┌─ Record excerpts

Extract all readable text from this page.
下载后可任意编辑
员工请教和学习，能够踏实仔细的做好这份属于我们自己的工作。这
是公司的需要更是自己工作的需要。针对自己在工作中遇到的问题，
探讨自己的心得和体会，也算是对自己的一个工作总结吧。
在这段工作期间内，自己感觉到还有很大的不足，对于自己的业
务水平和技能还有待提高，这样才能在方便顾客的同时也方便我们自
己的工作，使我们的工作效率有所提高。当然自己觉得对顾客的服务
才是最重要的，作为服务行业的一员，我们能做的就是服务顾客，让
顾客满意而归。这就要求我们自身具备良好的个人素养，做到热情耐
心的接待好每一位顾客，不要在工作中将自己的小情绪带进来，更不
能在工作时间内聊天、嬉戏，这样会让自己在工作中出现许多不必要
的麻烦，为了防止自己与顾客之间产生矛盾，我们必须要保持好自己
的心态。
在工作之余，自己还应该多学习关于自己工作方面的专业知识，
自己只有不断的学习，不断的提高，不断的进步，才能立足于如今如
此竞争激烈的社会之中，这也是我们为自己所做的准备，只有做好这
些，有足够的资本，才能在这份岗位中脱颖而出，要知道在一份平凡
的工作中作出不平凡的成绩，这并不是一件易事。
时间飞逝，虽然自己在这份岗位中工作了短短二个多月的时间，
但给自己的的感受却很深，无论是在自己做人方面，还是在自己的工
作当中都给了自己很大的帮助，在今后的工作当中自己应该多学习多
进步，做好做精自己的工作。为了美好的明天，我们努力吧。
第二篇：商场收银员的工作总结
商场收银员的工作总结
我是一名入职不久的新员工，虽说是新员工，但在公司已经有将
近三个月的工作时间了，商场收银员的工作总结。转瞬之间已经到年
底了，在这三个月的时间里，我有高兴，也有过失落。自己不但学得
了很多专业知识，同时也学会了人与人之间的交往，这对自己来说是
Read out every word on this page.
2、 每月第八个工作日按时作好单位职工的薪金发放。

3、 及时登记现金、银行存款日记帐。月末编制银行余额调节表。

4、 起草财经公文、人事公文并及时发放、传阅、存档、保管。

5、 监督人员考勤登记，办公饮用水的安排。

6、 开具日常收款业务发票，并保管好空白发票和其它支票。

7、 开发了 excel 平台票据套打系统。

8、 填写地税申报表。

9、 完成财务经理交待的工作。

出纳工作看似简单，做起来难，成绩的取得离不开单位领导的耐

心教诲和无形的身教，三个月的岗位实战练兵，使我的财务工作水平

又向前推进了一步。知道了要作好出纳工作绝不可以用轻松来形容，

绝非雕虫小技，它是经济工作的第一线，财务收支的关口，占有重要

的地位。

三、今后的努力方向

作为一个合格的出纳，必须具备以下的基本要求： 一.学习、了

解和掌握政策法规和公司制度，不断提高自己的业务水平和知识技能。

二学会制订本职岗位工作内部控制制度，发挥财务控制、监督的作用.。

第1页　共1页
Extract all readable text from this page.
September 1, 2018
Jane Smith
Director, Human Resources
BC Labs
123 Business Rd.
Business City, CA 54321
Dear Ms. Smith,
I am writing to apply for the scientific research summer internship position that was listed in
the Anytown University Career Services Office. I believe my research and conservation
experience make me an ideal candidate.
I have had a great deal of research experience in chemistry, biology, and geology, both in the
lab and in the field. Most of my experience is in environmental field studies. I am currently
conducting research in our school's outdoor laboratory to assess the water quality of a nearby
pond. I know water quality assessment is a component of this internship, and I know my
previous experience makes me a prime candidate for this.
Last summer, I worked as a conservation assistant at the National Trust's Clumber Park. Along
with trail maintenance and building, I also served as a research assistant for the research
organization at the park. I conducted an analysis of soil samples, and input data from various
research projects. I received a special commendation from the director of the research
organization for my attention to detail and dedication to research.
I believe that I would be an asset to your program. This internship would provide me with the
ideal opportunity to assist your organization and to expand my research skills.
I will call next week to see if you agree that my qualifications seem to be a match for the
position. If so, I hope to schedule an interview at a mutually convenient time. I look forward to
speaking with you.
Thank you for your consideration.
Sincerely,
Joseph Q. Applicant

└─

## Instruction
Pull out all lines from the entries above that include the word "quality".

## Result for this task
conducting research in our school's outdoor laboratory to assess the water quality of a nearby
pond. I know water quality assessment is a component of this internship, and I know my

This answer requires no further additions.